Request: Reproduce the records below exactly as given.

═══

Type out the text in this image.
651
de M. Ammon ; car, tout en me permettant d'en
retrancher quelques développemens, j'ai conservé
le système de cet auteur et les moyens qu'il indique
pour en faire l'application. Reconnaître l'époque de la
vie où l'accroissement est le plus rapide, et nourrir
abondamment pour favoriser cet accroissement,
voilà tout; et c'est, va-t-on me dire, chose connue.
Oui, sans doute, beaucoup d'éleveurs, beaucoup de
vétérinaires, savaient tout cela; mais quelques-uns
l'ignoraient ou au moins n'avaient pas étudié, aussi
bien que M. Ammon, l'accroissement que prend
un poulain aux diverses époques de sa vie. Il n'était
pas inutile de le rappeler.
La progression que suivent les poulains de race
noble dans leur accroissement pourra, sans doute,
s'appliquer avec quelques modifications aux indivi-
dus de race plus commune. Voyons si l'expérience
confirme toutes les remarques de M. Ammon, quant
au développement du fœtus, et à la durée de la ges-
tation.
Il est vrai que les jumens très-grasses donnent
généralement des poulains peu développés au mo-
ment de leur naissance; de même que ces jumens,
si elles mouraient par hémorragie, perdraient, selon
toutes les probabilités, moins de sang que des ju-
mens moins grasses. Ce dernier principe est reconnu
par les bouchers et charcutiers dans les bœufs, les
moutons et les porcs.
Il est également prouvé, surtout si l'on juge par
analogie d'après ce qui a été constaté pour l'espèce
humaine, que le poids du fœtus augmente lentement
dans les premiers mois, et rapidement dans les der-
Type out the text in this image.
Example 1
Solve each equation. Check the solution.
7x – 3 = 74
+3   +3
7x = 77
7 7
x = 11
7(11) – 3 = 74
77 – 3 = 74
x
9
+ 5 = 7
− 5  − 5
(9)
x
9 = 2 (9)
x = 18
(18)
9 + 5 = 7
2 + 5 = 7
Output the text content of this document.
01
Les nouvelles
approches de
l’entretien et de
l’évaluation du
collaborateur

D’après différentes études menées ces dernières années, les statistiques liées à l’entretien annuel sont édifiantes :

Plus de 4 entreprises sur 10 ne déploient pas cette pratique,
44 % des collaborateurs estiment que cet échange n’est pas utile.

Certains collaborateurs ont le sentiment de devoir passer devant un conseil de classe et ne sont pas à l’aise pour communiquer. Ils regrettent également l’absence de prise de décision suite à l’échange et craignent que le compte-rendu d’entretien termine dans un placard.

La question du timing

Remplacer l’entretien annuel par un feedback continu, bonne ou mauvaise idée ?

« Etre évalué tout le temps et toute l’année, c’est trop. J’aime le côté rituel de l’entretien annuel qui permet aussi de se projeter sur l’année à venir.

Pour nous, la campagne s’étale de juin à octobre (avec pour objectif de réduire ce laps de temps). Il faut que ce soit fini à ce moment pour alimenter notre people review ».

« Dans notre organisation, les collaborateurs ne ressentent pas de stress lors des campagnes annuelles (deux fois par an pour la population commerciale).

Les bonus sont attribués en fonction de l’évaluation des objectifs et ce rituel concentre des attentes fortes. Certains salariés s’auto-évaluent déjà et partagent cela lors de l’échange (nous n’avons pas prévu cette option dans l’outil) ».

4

═══

Answer to this exercise:
Type out the text in this image.
651
de M. Ammon ; car, tout en me permettant d'en
retrancher quelques développemens, j'ai conservé
le système de cet auteur et les moyens qu'il indique
pour en faire l'application. Reconnaître l'époque de la
vie où l'accroissement est le plus rapide, et nourrir
abondamment pour favoriser cet accroissement,
voilà tout; et c'est, va-t-on me dire, chose connue.
Oui, sans doute, beaucoup d'éleveurs, beaucoup de
vétérinaires, savaient tout cela; mais quelques-uns
l'ignoraient ou au moins n'avaient pas étudié, aussi
bien que M. Ammon, l'accroissement que prend
un poulain aux diverses époques de sa vie. Il n'était
pas inutile de le rappeler.
La progression que suivent les poulains de race
noble dans leur accroissement pourra, sans doute,
s'appliquer avec quelques modifications aux indivi-
dus de race plus commune. Voyons si l'expérience
confirme toutes les remarques de M. Ammon, quant
au développement du fœtus, et à la durée de la ges-
tation.
Il est vrai que les jumens très-grasses donnent
généralement des poulains peu développés au mo-
ment de leur naissance; de même que ces jumens,
si elles mouraient par hémorragie, perdraient, selon
toutes les probabilités, moins de sang que des ju-
mens moins grasses. Ce dernier principe est reconnu
par les bouchers et charcutiers dans les bœufs, les
moutons et les porcs.
Il est également prouvé, surtout si l'on juge par
analogie d'après ce qui a été constaté pour l'espèce
humaine, que le poids du fœtus augmente lentement
dans les premiers mois, et rapidement dans les der-
Type out the text in this image.
Example 1
Solve each equation. Check the solution.
7x – 3 = 74
+3   +3
7x = 77
7 7
x = 11
7(11) – 3 = 74
77 – 3 = 74
x
9
+ 5 = 7
− 5  − 5
(9)
x
9 = 2 (9)
x = 18
(18)
9 + 5 = 7
2 + 5 = 7
Output the text content of this document.
01
Les nouvelles
approches de
l’entretien et de
l’évaluation du
collaborateur

D’après différentes études menées ces dernières années, les statistiques liées à l’entretien annuel sont édifiantes :

Plus de 4 entreprises sur 10 ne déploient pas cette pratique,
44 % des collaborateurs estiment que cet échange n’est pas utile.

Certains collaborateurs ont le sentiment de devoir passer devant un conseil de classe et ne sont pas à l’aise pour communiquer. Ils regrettent également l’absence de prise de décision suite à l’échange et craignent que le compte-rendu d’entretien termine dans un placard.

La question du timing

Remplacer l’entretien annuel par un feedback continu, bonne ou mauvaise idée ?

« Etre évalué tout le temps et toute l’année, c’est trop. J’aime le côté rituel de l’entretien annuel qui permet aussi de se projeter sur l’année à venir.

Pour nous, la campagne s’étale de juin à octobre (avec pour objectif de réduire ce laps de temps). Il faut que ce soit fini à ce moment pour alimenter notre people review ».

« Dans notre organisation, les collaborateurs ne ressentent pas de stress lors des campagnes annuelles (deux fois par an pour la population commerciale).

Les bonus sont attribués en fonction de l’évaluation des objectifs et ce rituel concentre des attentes fortes. Certains salariés s’auto-évaluent déjà et partagent cela lors de l’échange (nous n’avons pas prévu cette option dans l’outil) ».

4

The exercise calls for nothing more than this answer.